◆ **RECORD LIST**:
--- BEGIN ---

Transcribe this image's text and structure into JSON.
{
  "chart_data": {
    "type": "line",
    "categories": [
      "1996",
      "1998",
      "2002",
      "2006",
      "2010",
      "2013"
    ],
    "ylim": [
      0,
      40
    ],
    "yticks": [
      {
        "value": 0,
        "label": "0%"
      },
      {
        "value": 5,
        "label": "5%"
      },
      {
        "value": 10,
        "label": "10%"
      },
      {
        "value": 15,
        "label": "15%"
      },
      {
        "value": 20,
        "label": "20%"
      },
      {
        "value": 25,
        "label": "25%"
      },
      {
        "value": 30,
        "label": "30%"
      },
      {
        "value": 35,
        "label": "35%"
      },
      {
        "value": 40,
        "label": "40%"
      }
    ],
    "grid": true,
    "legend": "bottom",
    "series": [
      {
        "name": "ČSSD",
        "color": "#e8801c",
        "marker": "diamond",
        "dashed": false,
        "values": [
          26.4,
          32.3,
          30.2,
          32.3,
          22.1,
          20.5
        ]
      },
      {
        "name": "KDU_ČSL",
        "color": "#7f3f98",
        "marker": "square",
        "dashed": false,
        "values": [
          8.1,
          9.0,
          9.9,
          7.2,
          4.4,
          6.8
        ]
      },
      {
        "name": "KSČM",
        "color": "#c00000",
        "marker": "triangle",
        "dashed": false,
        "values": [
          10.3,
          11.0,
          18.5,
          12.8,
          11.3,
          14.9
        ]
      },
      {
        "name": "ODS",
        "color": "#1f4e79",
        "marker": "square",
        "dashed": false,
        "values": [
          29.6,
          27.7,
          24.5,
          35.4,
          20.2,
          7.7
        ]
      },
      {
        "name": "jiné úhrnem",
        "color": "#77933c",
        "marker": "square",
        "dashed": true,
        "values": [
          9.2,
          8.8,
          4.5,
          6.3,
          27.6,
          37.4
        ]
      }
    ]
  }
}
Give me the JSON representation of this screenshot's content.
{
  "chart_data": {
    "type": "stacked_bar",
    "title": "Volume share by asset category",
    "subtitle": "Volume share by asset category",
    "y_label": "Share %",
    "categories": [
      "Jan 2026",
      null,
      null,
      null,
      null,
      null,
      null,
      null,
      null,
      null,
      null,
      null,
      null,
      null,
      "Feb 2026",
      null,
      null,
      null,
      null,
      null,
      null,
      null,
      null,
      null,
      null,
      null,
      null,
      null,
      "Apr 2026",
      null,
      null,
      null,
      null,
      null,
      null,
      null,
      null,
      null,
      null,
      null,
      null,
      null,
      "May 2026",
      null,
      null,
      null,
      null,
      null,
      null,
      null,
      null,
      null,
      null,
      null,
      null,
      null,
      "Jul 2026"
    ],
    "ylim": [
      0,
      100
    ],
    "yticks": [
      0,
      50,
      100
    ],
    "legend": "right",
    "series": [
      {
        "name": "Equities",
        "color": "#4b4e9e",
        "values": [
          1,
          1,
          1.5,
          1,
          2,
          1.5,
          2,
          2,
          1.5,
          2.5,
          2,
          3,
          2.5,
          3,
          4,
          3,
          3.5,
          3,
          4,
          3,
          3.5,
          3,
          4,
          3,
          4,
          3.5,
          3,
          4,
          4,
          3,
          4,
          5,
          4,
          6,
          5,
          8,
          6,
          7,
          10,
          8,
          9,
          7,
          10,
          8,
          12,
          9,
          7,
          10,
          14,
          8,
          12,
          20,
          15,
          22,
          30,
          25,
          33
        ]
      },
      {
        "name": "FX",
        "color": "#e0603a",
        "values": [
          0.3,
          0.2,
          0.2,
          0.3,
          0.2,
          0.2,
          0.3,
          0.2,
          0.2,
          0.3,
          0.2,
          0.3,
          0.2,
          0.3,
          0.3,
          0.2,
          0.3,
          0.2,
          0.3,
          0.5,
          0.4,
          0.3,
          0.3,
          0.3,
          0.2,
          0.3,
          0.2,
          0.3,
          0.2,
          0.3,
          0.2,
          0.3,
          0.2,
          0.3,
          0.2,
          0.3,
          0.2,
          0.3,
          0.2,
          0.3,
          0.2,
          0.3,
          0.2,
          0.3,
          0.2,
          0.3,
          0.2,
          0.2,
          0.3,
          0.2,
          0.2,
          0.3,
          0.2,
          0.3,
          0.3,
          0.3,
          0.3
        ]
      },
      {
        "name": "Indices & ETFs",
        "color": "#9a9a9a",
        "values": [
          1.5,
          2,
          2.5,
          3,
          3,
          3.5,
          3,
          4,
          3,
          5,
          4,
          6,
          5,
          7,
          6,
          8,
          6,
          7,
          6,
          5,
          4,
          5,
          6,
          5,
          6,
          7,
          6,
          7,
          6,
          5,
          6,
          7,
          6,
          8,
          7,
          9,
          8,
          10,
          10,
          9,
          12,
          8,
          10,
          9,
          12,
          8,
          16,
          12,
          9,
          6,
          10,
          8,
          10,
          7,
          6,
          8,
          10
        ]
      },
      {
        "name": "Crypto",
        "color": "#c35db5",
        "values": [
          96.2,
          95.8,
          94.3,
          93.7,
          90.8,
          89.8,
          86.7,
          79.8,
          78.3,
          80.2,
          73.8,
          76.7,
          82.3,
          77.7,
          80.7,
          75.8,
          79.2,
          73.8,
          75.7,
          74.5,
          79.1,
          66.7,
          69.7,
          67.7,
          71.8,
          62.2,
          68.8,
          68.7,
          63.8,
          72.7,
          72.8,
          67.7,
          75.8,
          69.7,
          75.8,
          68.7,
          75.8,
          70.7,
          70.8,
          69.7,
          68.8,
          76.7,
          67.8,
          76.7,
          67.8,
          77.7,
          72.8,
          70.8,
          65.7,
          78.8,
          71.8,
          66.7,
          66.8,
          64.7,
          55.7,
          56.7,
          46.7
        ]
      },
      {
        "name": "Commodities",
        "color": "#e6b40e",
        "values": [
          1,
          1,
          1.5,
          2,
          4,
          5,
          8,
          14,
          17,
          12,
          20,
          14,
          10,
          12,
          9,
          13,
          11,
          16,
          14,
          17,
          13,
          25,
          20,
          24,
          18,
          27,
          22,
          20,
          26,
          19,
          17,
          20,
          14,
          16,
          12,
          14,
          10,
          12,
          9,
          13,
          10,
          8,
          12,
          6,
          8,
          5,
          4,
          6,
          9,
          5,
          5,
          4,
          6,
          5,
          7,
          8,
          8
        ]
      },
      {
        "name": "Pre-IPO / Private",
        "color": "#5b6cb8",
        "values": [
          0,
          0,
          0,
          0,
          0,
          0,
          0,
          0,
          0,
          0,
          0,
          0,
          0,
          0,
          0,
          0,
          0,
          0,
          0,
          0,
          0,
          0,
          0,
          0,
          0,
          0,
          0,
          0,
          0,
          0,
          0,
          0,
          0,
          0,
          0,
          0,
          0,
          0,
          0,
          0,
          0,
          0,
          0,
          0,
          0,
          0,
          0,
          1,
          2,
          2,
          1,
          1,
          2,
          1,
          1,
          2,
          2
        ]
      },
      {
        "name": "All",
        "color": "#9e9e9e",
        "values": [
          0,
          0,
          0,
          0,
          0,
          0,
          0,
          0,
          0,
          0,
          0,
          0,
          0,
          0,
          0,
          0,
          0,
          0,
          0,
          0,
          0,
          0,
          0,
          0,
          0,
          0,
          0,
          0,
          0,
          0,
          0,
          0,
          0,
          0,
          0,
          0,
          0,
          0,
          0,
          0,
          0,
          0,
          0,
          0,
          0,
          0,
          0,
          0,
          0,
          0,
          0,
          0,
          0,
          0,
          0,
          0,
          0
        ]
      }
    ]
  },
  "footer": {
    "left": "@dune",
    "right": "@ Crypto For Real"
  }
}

--- END ---

◆ **WRITTEN TASK**: What is the number of lines in the records that contain "Volume"? Give that number only.

◆ **TASK ANSWER**: 2